[Goal]
Which lines in the records below contain the word "Página"? Copy each of them.

── Data supplied

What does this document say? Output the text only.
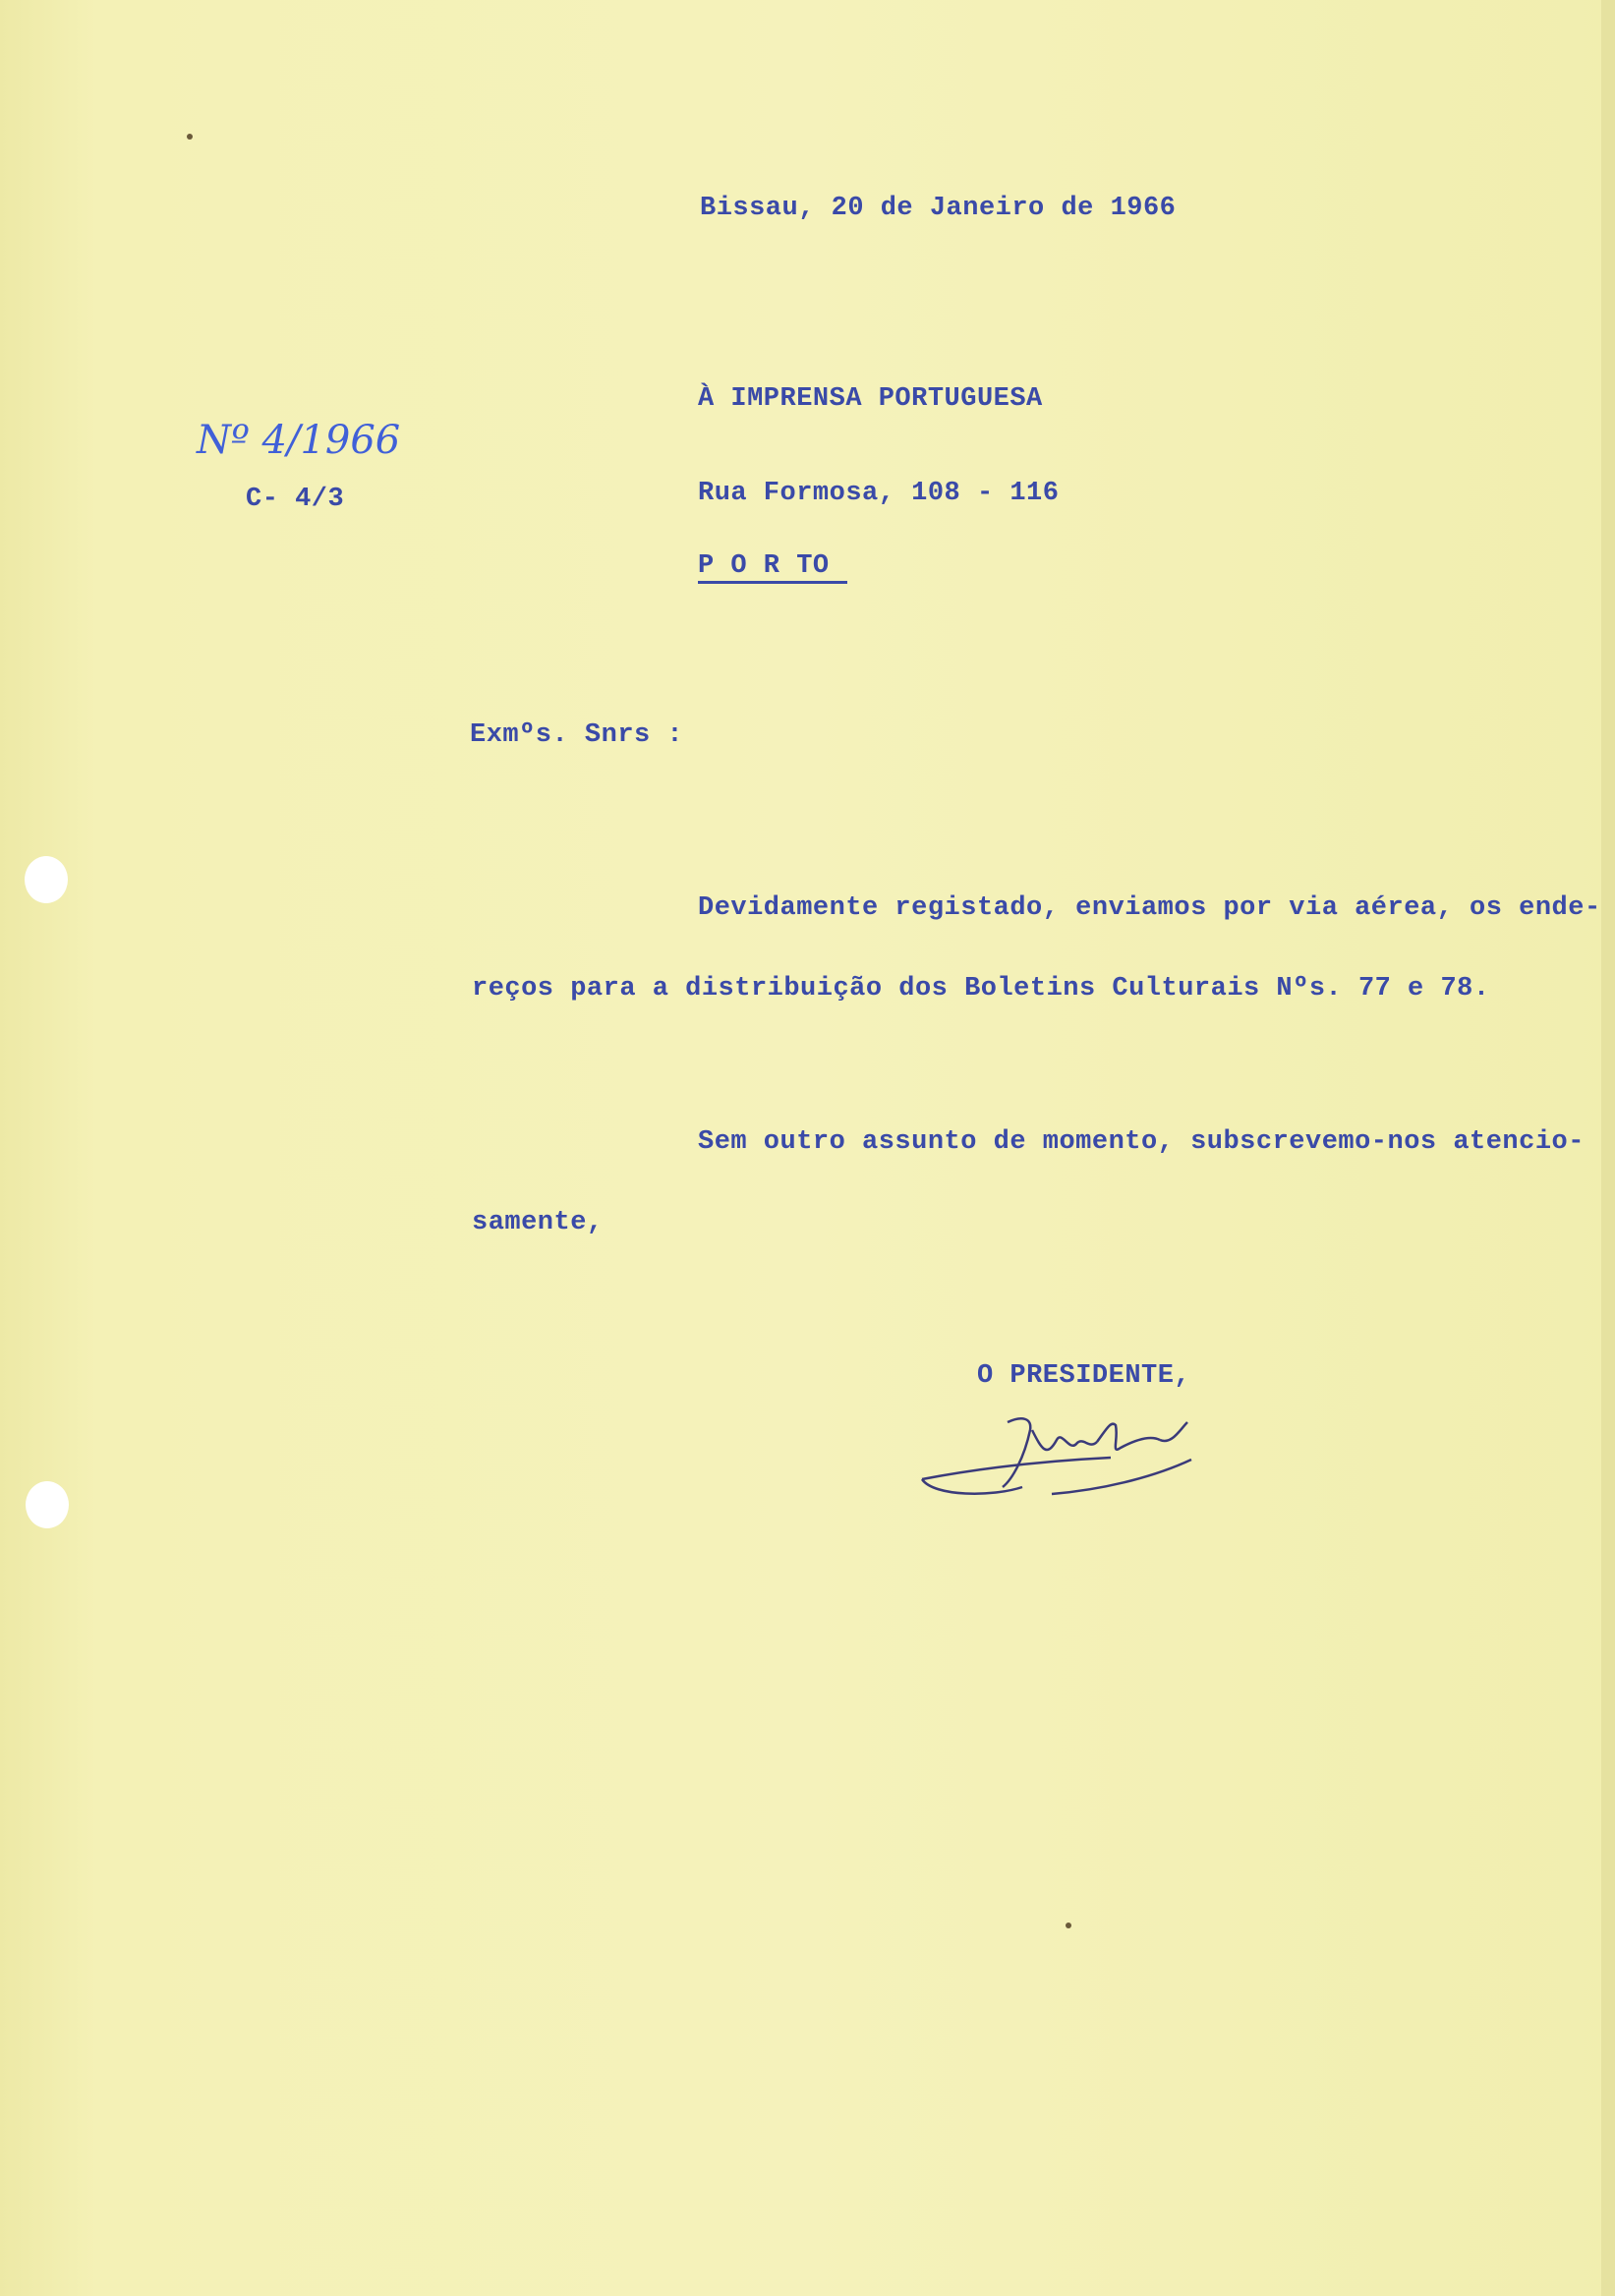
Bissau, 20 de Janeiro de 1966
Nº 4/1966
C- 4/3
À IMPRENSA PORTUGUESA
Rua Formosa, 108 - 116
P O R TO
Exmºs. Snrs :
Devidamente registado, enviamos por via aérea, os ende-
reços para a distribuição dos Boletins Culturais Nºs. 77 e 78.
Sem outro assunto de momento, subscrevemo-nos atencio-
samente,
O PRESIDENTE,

────
── Data supplied

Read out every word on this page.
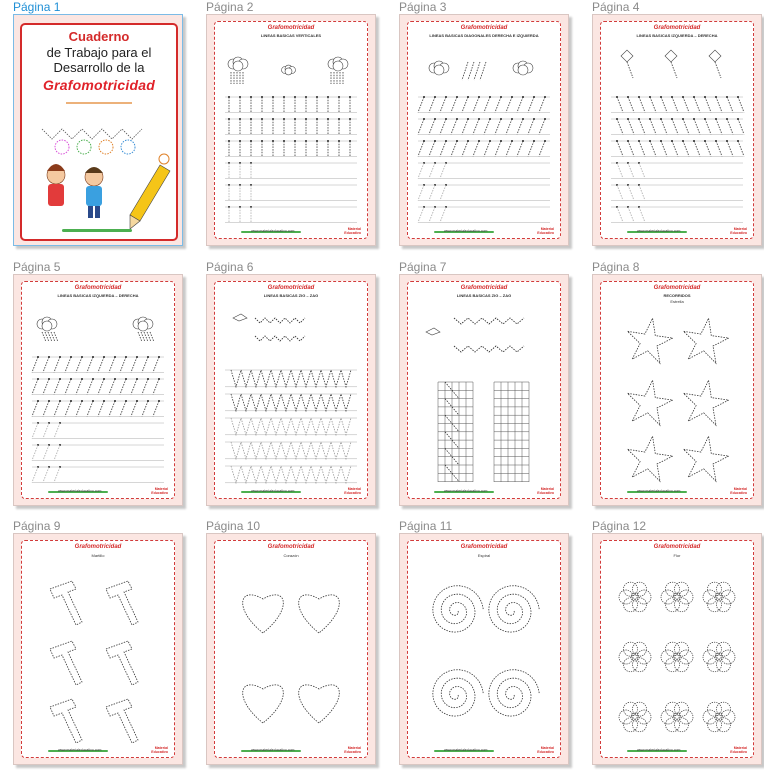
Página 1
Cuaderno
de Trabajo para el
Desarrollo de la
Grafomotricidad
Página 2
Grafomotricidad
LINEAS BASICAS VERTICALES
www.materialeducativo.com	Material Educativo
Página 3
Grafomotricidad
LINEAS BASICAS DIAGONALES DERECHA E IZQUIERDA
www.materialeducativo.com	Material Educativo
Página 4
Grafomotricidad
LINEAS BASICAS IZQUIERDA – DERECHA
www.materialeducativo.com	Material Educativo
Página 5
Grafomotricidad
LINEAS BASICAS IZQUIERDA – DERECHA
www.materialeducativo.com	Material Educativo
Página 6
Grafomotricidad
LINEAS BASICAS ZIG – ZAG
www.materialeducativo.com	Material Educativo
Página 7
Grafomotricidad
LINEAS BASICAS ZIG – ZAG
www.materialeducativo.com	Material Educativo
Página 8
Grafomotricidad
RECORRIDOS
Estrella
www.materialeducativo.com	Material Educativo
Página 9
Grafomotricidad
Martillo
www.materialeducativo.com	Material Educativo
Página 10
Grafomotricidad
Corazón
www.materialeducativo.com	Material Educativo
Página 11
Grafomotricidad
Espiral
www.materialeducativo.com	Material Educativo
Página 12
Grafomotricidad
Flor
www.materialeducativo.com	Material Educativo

────

[Output below]
Página 1
Página 2
Página 3
Página 4
Página 5
Página 6
Página 7
Página 8
Página 9
Página 10
Página 11
Página 12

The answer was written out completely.